Look below and pull out each line with the word "days".

***** AVAILABLE RECORDS

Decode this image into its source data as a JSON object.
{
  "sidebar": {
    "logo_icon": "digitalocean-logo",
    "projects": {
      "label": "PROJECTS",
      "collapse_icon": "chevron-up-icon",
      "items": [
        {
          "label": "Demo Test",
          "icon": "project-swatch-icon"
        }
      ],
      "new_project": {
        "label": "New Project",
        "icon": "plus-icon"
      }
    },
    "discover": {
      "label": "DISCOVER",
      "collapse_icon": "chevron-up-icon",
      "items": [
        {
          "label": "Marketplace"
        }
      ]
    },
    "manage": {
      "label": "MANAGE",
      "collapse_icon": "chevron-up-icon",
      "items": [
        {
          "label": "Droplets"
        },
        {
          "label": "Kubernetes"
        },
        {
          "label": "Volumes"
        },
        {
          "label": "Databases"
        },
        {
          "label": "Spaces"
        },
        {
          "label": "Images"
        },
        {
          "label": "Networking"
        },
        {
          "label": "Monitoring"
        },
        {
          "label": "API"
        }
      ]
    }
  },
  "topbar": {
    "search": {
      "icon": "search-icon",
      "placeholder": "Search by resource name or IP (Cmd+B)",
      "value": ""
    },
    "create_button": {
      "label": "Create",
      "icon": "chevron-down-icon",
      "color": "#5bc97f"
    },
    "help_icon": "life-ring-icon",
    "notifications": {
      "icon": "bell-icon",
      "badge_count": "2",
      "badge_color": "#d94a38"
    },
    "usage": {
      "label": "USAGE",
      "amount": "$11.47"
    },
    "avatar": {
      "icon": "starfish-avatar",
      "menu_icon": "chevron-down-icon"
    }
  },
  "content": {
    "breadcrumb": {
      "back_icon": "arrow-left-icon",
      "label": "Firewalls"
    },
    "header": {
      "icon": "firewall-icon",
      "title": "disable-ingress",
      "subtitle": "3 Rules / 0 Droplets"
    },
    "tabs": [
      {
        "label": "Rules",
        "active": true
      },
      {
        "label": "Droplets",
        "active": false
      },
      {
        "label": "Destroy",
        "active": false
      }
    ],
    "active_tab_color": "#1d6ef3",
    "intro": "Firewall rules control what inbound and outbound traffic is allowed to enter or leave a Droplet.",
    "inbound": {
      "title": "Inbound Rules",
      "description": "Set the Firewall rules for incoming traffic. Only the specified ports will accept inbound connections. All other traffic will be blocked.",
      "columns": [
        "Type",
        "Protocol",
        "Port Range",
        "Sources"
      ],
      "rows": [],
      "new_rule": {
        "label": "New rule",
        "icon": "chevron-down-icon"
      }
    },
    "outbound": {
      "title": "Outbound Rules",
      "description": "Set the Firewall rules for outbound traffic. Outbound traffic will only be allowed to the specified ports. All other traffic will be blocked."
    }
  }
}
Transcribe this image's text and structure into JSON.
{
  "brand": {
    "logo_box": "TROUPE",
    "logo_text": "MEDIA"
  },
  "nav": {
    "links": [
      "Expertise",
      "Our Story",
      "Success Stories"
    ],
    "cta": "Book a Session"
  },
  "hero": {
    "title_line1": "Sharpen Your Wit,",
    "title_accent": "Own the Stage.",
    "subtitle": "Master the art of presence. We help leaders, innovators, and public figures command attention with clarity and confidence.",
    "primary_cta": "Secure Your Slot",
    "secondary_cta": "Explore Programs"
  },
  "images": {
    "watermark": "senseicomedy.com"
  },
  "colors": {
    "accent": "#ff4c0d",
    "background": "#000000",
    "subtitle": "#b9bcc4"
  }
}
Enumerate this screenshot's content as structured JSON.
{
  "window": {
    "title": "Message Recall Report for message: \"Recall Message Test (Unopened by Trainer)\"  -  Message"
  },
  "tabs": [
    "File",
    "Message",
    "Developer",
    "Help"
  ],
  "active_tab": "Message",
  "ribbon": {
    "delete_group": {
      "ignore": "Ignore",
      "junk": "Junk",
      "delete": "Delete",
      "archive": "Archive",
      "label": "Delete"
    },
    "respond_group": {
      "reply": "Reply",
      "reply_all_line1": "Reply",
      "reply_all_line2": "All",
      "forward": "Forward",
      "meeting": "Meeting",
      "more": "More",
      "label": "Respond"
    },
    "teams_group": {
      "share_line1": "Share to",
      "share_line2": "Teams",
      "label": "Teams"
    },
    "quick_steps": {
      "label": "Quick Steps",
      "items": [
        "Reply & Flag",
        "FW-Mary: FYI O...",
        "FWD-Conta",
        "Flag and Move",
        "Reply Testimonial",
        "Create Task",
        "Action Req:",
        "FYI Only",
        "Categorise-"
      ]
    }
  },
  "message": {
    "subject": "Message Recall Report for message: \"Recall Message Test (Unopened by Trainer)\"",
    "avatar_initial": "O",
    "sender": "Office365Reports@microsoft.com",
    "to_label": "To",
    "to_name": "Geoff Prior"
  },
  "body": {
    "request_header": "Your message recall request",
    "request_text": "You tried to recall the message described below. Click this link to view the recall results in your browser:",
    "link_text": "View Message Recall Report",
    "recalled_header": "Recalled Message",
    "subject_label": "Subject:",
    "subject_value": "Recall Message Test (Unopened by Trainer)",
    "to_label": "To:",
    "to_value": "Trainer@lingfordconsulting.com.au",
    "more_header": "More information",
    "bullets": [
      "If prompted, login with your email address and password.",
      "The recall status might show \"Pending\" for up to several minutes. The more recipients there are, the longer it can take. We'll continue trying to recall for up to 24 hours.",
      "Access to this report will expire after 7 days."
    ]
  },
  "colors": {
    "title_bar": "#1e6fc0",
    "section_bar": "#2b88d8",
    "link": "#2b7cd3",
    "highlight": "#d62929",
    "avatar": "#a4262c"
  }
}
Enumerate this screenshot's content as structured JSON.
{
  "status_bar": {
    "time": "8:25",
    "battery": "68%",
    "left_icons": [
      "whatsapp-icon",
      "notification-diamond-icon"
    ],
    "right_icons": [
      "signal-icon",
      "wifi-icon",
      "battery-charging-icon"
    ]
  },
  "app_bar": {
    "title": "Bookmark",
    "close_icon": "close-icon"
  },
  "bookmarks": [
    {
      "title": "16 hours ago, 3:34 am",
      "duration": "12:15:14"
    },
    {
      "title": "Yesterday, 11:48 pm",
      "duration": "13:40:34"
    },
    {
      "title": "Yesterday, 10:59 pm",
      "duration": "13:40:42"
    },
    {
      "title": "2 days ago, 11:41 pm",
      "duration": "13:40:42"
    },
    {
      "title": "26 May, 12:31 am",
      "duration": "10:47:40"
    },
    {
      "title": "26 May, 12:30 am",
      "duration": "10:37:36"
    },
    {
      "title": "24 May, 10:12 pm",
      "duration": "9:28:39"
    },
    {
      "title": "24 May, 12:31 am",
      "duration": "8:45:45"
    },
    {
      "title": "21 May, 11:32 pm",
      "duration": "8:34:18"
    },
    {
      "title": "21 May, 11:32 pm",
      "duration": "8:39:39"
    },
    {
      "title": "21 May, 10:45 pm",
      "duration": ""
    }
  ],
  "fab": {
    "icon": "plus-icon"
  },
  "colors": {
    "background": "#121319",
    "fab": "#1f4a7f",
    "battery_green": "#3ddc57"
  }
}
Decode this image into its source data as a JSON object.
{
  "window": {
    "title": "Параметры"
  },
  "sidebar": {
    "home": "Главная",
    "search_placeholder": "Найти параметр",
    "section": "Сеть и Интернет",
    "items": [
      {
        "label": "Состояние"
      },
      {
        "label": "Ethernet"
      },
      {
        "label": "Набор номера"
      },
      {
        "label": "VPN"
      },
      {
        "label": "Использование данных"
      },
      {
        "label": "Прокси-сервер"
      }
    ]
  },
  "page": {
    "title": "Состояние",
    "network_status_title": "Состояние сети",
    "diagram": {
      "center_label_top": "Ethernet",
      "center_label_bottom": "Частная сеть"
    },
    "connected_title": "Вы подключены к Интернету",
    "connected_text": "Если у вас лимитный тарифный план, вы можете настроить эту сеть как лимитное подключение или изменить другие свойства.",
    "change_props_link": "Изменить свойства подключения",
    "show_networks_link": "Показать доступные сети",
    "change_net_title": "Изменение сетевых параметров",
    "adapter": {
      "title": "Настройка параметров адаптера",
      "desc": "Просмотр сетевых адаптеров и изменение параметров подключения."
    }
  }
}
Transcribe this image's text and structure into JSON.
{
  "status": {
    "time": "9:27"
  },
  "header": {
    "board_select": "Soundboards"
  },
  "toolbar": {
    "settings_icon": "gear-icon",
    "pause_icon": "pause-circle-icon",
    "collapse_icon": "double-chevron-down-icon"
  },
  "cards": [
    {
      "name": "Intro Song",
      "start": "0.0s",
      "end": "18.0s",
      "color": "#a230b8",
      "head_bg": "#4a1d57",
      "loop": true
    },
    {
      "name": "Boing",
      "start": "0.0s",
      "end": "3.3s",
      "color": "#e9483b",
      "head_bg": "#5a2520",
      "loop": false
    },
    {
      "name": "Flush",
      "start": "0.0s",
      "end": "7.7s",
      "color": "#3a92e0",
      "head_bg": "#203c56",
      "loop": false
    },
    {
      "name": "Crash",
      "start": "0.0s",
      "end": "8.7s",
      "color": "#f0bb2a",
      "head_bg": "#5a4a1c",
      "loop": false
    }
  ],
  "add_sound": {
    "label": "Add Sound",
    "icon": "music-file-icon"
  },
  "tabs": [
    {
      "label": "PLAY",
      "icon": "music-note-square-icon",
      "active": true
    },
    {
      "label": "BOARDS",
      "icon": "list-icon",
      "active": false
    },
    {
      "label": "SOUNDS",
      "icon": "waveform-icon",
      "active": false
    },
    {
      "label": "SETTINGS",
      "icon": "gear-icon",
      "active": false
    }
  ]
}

**********

ANSWER BELOW:
      "Access to this report will expire after 7 days."
      "title": "2 days ago, 11:41 pm",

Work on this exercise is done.